Objective -
Transcribe the passage of the apartment sales press release from "The ACCENTRO Homeownership" to "of supply-side data.".

Page excerpt -
>>>

Nearly 20 percent growth in revenues in Germany, with Berlin remaining the fastest-selling city
Number of transactions increases by 4.4 percent
Highest number of sales per 1,000 residents in Leipzig and Chemnitz
Average apartment price now at 250,272 euros and at 456,233 euros in the “Big 8”
Berlin, 29 September 2022 – Revenues from apartment sales in Germany’s 80 biggest cities rose by 19.4 percent to a record level of nearly 43 billion euros in 2021. Analogously, the absolute number of ownership apartments sold grew by 4.4 percent to 127,967 apartments. This is the upshot of the 15th ACCENTRO Homeownership Report 2022 that was compiled by ACCENTRO Real Estate AG in collaboration with the German Economic Institute (IW). Within the framework of an ad-hoc extraction, the IW team of Prof. Dr. Michael Voigtländer also examined the ramifications of the increase in building finance rates and of the inflation on the homeownership market.
The ACCENTRO Homeownership Report is the only German publication that aggregates and interprets the data that municipal property valuation committees retain on apartment sales in all major German cities. In this regard, the report differs from other publications of this type, which tend to rely on expert appraisals or the evaluation of supply-side data.
Double-Digit Growth in Revenues
Total revenues in 2021 increased by 19.4 percent compared to the previous year, rising from 36 billion euros to now 42.864 billion euros. During the same period, the number of transactions increased by 4.4 percent to a total of 127,967 sales. In the “Big 8,” meaning Germany’s eight largest cities (Berlin, Cologne, Düsseldorf, Frankfurt am Main, Hamburg, Leipzig, Munich and Stuttgart), apartment sales registered a 9.63-percent increase up to a total of 55,939 transactions. The fastest rise in revenues over the past ten years were primarily recorded in mid-size cities in eastern Germany such as Gera (+774 %), Halle/Saale (+468 %) and Chemnitz (423 %). Cities where sales declined include Siegen and Remscheid.
“The mid-size cities acted as stabilising anchor of last year’s revenue figures. As a result, these cities are attractive for buy-to-let investors. Their robust performance is often explained by sound economic conditions and low entry prices,” explained Lars Schriewer, the CEO of ACCENTRO Real Estate AG. “It is a trend that has gradually emerged over the past ten years. At the same time, our report shows that demand in the metropolises remains high.”

<<<

Data entries
>>>

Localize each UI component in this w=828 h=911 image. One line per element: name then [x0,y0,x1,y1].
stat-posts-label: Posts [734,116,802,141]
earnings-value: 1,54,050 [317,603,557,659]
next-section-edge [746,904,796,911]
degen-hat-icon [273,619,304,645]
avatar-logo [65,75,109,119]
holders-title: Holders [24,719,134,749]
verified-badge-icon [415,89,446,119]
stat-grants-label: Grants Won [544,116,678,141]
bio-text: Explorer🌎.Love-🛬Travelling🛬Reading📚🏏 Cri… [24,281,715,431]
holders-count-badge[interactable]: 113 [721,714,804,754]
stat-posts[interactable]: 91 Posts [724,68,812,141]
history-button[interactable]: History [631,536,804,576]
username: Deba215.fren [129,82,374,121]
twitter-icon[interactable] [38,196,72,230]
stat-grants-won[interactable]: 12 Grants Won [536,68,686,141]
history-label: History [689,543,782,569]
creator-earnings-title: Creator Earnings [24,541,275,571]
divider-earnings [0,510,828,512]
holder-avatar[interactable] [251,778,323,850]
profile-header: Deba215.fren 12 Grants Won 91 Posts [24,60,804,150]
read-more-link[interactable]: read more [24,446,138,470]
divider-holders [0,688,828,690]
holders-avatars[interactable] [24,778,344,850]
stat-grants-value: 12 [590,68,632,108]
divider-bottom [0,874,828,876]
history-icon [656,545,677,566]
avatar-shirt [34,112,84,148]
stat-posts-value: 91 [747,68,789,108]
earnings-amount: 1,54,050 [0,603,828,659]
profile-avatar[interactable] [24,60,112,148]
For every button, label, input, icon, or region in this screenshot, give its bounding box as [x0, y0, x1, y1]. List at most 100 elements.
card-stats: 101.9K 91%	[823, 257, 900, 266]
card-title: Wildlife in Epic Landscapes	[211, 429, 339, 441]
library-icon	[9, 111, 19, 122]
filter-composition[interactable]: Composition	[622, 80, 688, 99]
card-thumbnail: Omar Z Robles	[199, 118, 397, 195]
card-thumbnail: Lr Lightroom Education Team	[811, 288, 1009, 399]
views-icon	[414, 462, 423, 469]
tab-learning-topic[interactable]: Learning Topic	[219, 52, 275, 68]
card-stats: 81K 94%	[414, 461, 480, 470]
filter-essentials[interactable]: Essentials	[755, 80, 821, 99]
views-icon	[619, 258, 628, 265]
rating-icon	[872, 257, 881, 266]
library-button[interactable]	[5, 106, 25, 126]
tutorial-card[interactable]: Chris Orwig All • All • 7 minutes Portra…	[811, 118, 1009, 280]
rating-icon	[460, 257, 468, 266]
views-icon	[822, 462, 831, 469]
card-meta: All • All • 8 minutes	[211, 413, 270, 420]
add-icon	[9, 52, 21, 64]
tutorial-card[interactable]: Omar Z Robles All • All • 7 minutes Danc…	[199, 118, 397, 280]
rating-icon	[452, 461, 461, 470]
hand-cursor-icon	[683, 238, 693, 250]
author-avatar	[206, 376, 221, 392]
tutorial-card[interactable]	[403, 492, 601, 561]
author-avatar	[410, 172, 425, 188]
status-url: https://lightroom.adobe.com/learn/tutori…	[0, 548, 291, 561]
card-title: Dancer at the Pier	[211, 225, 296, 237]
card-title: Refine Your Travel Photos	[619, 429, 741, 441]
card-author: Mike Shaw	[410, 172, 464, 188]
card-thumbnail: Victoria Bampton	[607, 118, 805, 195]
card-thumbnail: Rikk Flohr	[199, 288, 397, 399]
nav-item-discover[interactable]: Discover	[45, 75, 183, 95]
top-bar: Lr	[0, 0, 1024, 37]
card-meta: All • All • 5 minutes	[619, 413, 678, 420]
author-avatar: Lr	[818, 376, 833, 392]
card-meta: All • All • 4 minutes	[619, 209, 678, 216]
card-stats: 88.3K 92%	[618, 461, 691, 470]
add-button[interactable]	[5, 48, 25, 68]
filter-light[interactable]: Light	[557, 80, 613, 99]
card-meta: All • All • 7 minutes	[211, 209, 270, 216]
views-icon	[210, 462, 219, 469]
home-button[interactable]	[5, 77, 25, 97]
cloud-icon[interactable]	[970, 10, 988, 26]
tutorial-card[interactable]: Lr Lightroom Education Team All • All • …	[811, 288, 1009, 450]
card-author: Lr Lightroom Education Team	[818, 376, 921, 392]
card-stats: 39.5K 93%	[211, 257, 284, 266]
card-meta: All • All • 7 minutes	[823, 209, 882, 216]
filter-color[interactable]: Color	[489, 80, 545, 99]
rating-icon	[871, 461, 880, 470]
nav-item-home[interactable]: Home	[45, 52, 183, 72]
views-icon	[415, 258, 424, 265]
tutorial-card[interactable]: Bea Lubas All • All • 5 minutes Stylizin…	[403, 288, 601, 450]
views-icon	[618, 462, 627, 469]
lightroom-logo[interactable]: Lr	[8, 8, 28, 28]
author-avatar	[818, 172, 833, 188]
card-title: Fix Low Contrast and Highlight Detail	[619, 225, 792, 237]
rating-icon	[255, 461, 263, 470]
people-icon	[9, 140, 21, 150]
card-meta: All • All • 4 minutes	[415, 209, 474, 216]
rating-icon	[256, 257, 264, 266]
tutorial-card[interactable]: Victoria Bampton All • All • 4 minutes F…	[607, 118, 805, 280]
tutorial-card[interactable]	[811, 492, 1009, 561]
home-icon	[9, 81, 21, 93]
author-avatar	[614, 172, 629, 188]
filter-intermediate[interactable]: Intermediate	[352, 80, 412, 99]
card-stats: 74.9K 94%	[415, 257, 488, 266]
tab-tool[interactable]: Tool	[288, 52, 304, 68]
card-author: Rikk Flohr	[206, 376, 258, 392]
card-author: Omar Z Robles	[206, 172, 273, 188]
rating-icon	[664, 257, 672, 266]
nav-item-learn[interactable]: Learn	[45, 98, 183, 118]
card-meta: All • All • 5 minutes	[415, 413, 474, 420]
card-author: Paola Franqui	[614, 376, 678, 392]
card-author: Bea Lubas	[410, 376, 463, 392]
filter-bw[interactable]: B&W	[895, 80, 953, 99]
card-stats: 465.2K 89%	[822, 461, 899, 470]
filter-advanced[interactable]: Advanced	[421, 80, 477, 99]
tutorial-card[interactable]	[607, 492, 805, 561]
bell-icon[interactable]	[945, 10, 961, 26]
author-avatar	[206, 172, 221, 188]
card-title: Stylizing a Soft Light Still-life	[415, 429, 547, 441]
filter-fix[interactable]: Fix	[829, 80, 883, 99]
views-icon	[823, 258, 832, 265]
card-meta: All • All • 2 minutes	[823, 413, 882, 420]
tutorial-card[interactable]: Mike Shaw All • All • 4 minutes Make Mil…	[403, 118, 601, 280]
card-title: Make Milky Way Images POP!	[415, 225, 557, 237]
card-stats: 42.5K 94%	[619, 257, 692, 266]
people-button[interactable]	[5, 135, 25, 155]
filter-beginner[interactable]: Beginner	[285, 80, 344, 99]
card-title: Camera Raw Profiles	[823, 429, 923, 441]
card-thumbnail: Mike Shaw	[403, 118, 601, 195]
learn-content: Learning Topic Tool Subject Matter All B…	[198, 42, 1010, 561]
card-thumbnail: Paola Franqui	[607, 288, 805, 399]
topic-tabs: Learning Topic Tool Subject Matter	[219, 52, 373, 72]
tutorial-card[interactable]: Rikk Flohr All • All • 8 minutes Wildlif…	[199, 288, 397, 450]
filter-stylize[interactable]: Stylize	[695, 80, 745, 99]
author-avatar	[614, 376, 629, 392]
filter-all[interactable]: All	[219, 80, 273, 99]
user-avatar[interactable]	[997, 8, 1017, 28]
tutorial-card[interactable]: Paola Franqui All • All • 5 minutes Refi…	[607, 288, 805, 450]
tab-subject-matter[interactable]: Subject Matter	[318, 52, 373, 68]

<<<

Solution for this problem -
The ACCENTRO Homeownership Report is the only German publication that aggregates and interprets the data that municipal property valuation committees retain on apartment sales in all major German cities. In this regard, the report differs from other publications of this type, which tend to rely on expert appraisals or the evaluation of supply-side data.